------ Dataset content
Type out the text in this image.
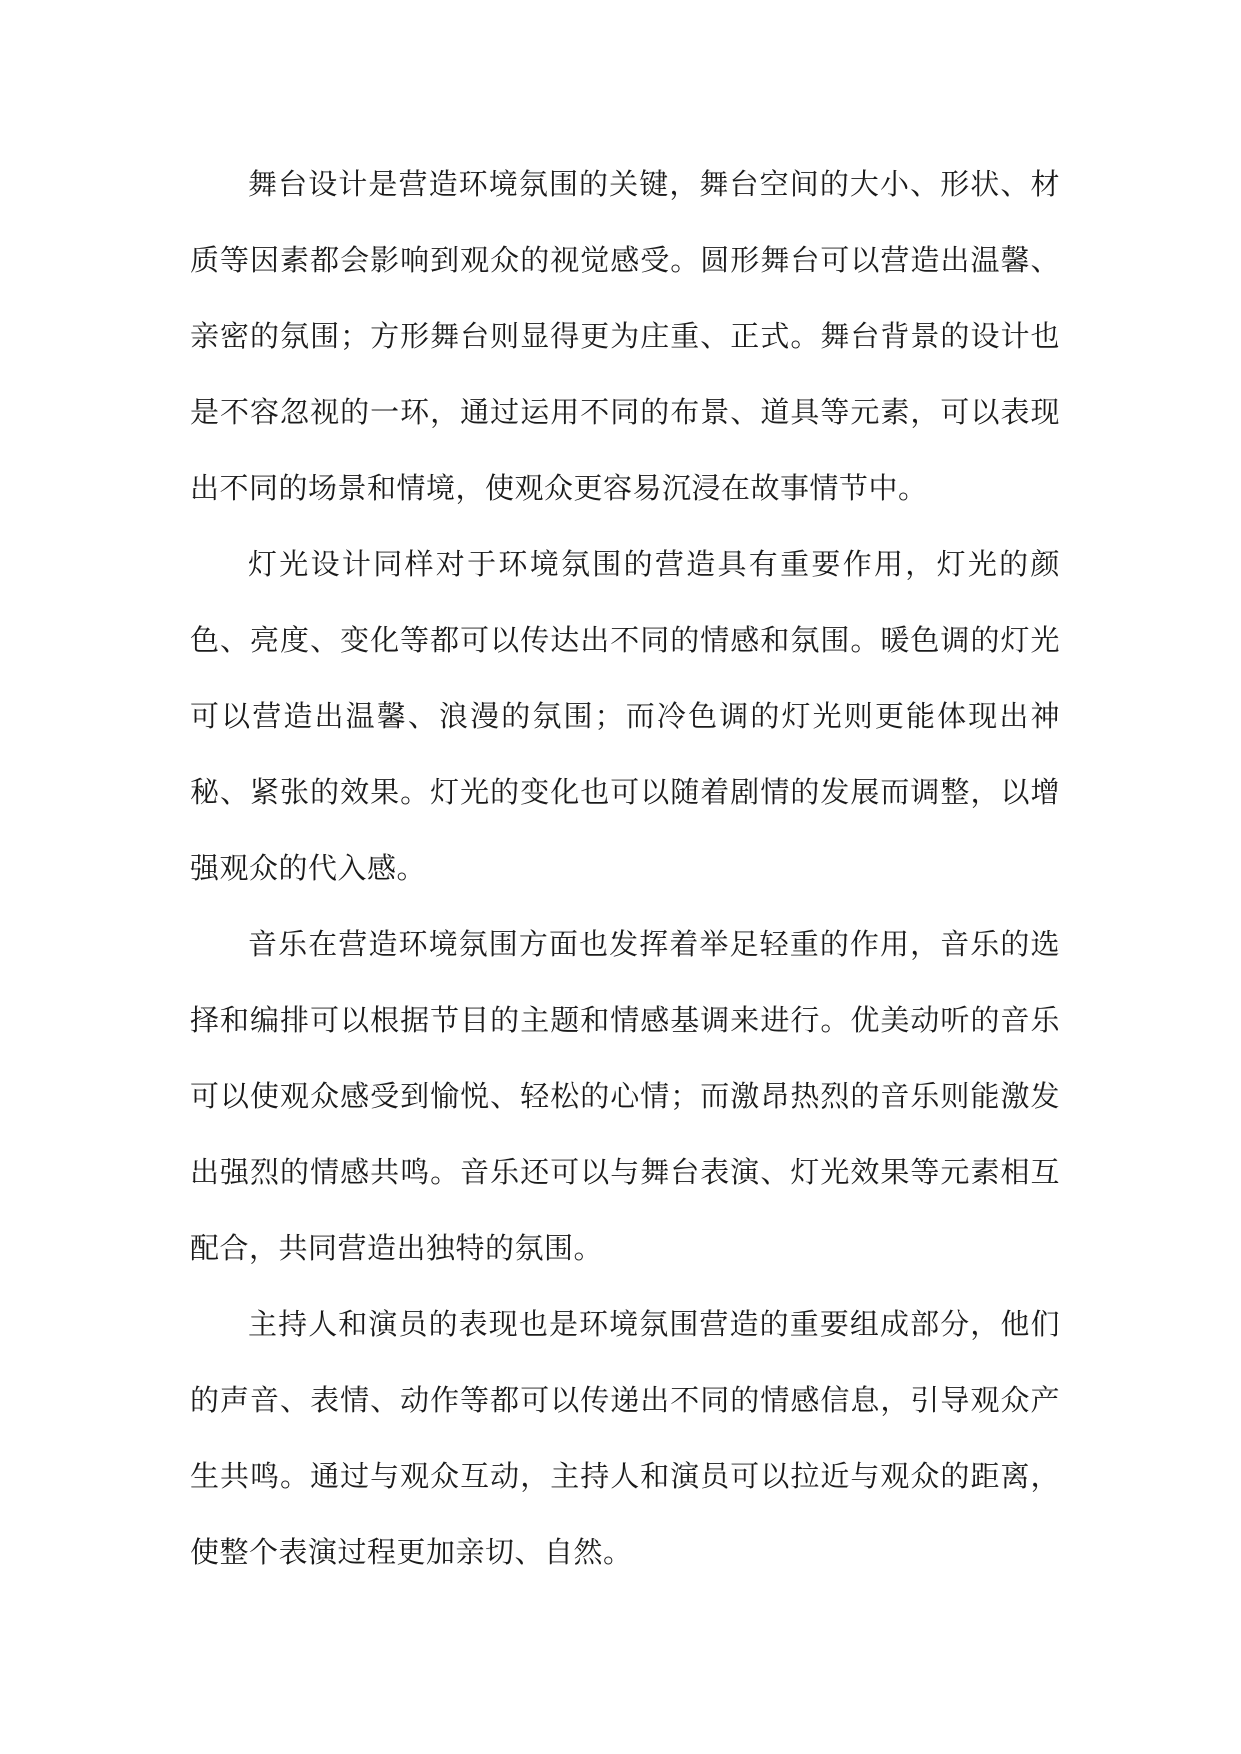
舞台设计是营造环境氛围的关键，舞台空间的大小、形状、材质等因素都会影响到观众的视觉感受。圆形舞台可以营造出温馨、亲密的氛围；方形舞台则显得更为庄重、正式。舞台背景的设计也是不容忽视的一环，通过运用不同的布景、道具等元素，可以表现出不同的场景和情境，使观众更容易沉浸在故事情节中。

灯光设计同样对于环境氛围的营造具有重要作用，灯光的颜色、亮度、变化等都可以传达出不同的情感和氛围。暖色调的灯光可以营造出温馨、浪漫的氛围；而冷色调的灯光则更能体现出神秘、紧张的效果。灯光的变化也可以随着剧情的发展而调整，以增强观众的代入感。

音乐在营造环境氛围方面也发挥着举足轻重的作用，音乐的选择和编排可以根据节目的主题和情感基调来进行。优美动听的音乐可以使观众感受到愉悦、轻松的心情；而激昂热烈的音乐则能激发出强烈的情感共鸣。音乐还可以与舞台表演、灯光效果等元素相互配合，共同营造出独特的氛围。

主持人和演员的表现也是环境氛围营造的重要组成部分，他们的声音、表情、动作等都可以传递出不同的情感信息，引导观众产生共鸣。通过与观众互动，主持人和演员可以拉近与观众的距离，使整个表演过程更加亲切、自然。
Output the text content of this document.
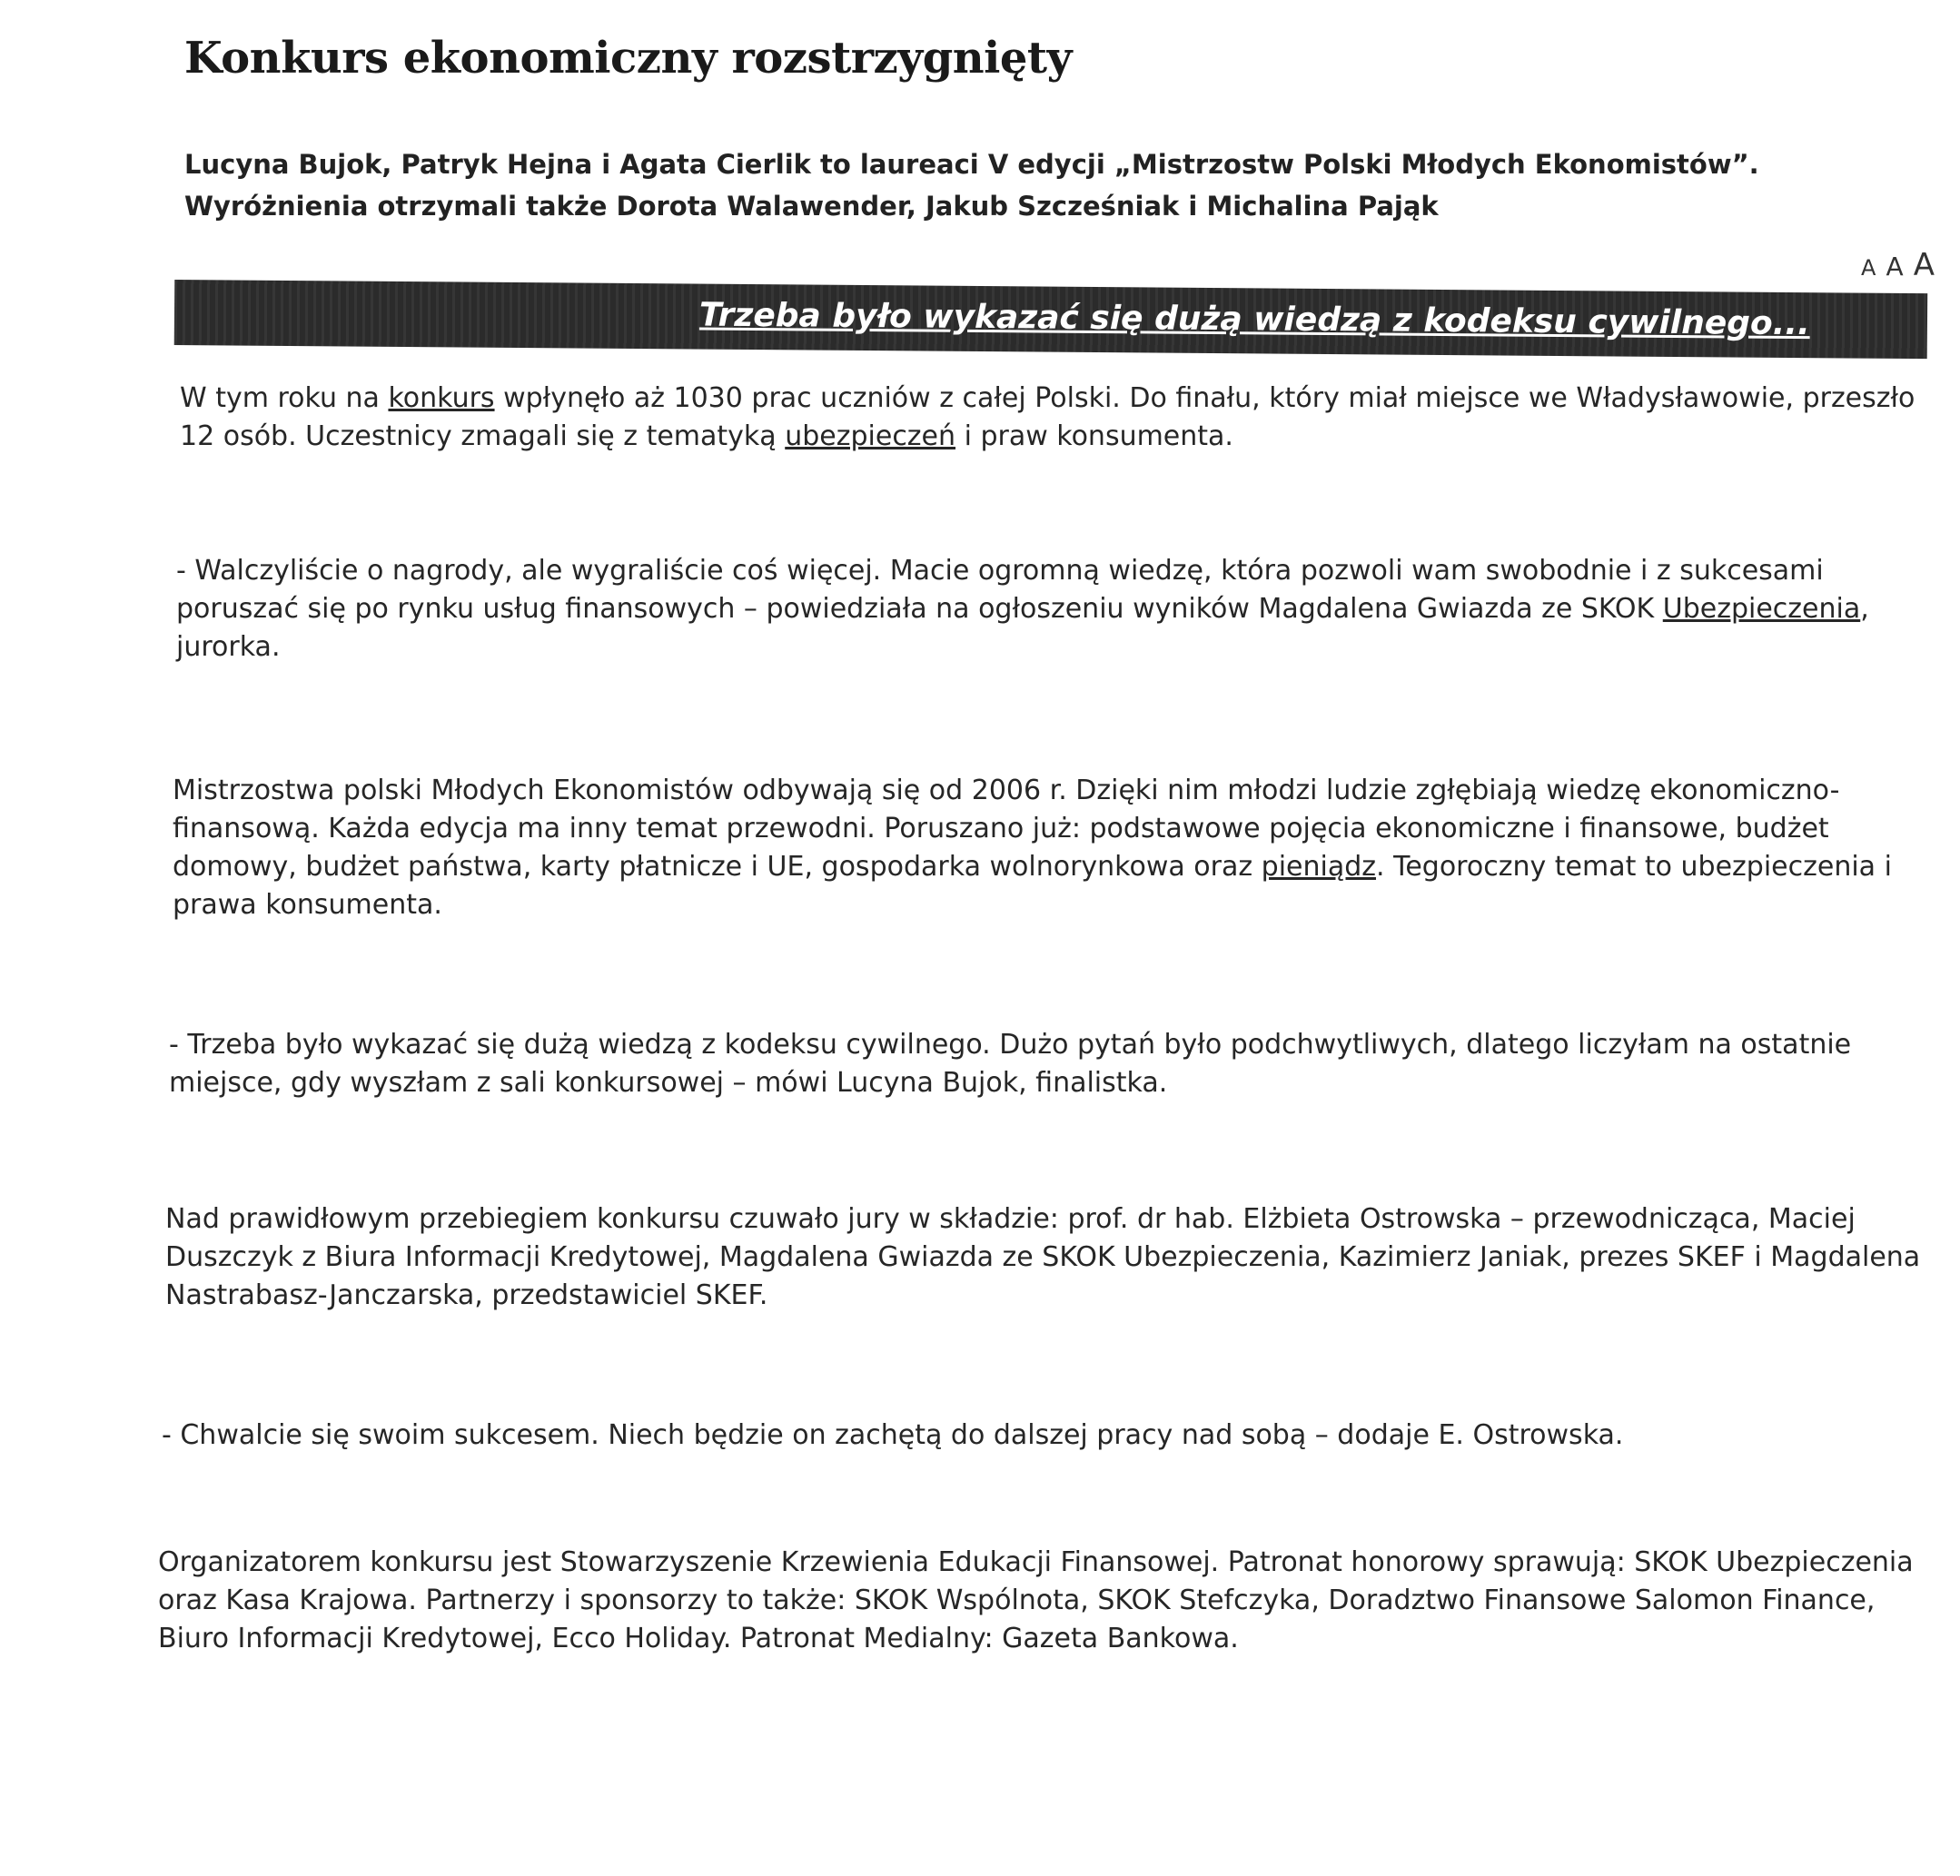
Konkurs ekonomiczny rozstrzygnięty

Lucyna Bujok, Patryk Hejna i Agata Cierlik to laureaci V edycji „Mistrzostw Polski Młodych Ekonomistów”. Wyróżnienia otrzymali także Dorota Walawender, Jakub Szcześniak i Michalina Pająk

A A A
Trzeba było wykazać się dużą wiedzą z kodeksu cywilnego...

W tym roku na konkurs wpłynęło aż 1030 prac uczniów z całej Polski. Do finału, który miał miejsce we Władysławowie, przeszło 12 osób. Uczestnicy zmagali się z tematyką ubezpieczeń i praw konsumenta.

- Walczyliście o nagrody, ale wygraliście coś więcej. Macie ogromną wiedzę, która pozwoli wam swobodnie i z sukcesami poruszać się po rynku usług finansowych – powiedziała na ogłoszeniu wyników Magdalena Gwiazda ze SKOK Ubezpieczenia, jurorka.

Mistrzostwa polski Młodych Ekonomistów odbywają się od 2006 r. Dzięki nim młodzi ludzie zgłębiają wiedzę ekonomiczno-finansową. Każda edycja ma inny temat przewodni. Poruszano już: podstawowe pojęcia ekonomiczne i finansowe, budżet domowy, budżet państwa, karty płatnicze i UE, gospodarka wolnorynkowa oraz pieniądz. Tegoroczny temat to ubezpieczenia i prawa konsumenta.

- Trzeba było wykazać się dużą wiedzą z kodeksu cywilnego. Dużo pytań było podchwytliwych, dlatego liczyłam na ostatnie miejsce, gdy wyszłam z sali konkursowej – mówi Lucyna Bujok, finalistka.

Nad prawidłowym przebiegiem konkursu czuwało jury w składzie: prof. dr hab. Elżbieta Ostrowska – przewodnicząca, Maciej Duszczyk z Biura Informacji Kredytowej, Magdalena Gwiazda ze SKOK Ubezpieczenia, Kazimierz Janiak, prezes SKEF i Magdalena Nastrabasz-Janczarska, przedstawiciel SKEF.

- Chwalcie się swoim sukcesem. Niech będzie on zachętą do dalszej pracy nad sobą – dodaje E. Ostrowska.

Organizatorem konkursu jest Stowarzyszenie Krzewienia Edukacji Finansowej. Patronat honorowy sprawują: SKOK Ubezpieczenia oraz Kasa Krajowa. Partnerzy i sponsorzy to także: SKOK Wspólnota, SKOK Stefczyka, Doradztwo Finansowe Salomon Finance, Biuro Informacji Kredytowej, Ecco Holiday. Patronat Medialny: Gazeta Bankowa.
------------
» **To be done**
Pictures are excluded; repeat every record exactly.

» **Solution for this task**
Type out the text in this image.
舞台设计是营造环境氛围的关键，舞台空间的大小、形状、材质等因素都会影响到观众的视觉感受。圆形舞台可以营造出温馨、亲密的氛围；方形舞台则显得更为庄重、正式。舞台背景的设计也是不容忽视的一环，通过运用不同的布景、道具等元素，可以表现出不同的场景和情境，使观众更容易沉浸在故事情节中。

灯光设计同样对于环境氛围的营造具有重要作用，灯光的颜色、亮度、变化等都可以传达出不同的情感和氛围。暖色调的灯光可以营造出温馨、浪漫的氛围；而冷色调的灯光则更能体现出神秘、紧张的效果。灯光的变化也可以随着剧情的发展而调整，以增强观众的代入感。

音乐在营造环境氛围方面也发挥着举足轻重的作用，音乐的选择和编排可以根据节目的主题和情感基调来进行。优美动听的音乐可以使观众感受到愉悦、轻松的心情；而激昂热烈的音乐则能激发出强烈的情感共鸣。音乐还可以与舞台表演、灯光效果等元素相互配合，共同营造出独特的氛围。

主持人和演员的表现也是环境氛围营造的重要组成部分，他们的声音、表情、动作等都可以传递出不同的情感信息，引导观众产生共鸣。通过与观众互动，主持人和演员可以拉近与观众的距离，使整个表演过程更加亲切、自然。
Output the text content of this document.
Konkurs ekonomiczny rozstrzygnięty

Lucyna Bujok, Patryk Hejna i Agata Cierlik to laureaci V edycji „Mistrzostw Polski Młodych Ekonomistów”. Wyróżnienia otrzymali także Dorota Walawender, Jakub Szcześniak i Michalina Pająk

A A A
Trzeba było wykazać się dużą wiedzą z kodeksu cywilnego...

W tym roku na konkurs wpłynęło aż 1030 prac uczniów z całej Polski. Do finału, który miał miejsce we Władysławowie, przeszło 12 osób. Uczestnicy zmagali się z tematyką ubezpieczeń i praw konsumenta.

- Walczyliście o nagrody, ale wygraliście coś więcej. Macie ogromną wiedzę, która pozwoli wam swobodnie i z sukcesami poruszać się po rynku usług finansowych – powiedziała na ogłoszeniu wyników Magdalena Gwiazda ze SKOK Ubezpieczenia, jurorka.

Mistrzostwa polski Młodych Ekonomistów odbywają się od 2006 r. Dzięki nim młodzi ludzie zgłębiają wiedzę ekonomiczno-finansową. Każda edycja ma inny temat przewodni. Poruszano już: podstawowe pojęcia ekonomiczne i finansowe, budżet domowy, budżet państwa, karty płatnicze i UE, gospodarka wolnorynkowa oraz pieniądz. Tegoroczny temat to ubezpieczenia i prawa konsumenta.

- Trzeba było wykazać się dużą wiedzą z kodeksu cywilnego. Dużo pytań było podchwytliwych, dlatego liczyłam na ostatnie miejsce, gdy wyszłam z sali konkursowej – mówi Lucyna Bujok, finalistka.

Nad prawidłowym przebiegiem konkursu czuwało jury w składzie: prof. dr hab. Elżbieta Ostrowska – przewodnicząca, Maciej Duszczyk z Biura Informacji Kredytowej, Magdalena Gwiazda ze SKOK Ubezpieczenia, Kazimierz Janiak, prezes SKEF i Magdalena Nastrabasz-Janczarska, przedstawiciel SKEF.

- Chwalcie się swoim sukcesem. Niech będzie on zachętą do dalszej pracy nad sobą – dodaje E. Ostrowska.

Organizatorem konkursu jest Stowarzyszenie Krzewienia Edukacji Finansowej. Patronat honorowy sprawują: SKOK Ubezpieczenia oraz Kasa Krajowa. Partnerzy i sponsorzy to także: SKOK Wspólnota, SKOK Stefczyka, Doradztwo Finansowe Salomon Finance, Biuro Informacji Kredytowej, Ecco Holiday. Patronat Medialny: Gazeta Bankowa.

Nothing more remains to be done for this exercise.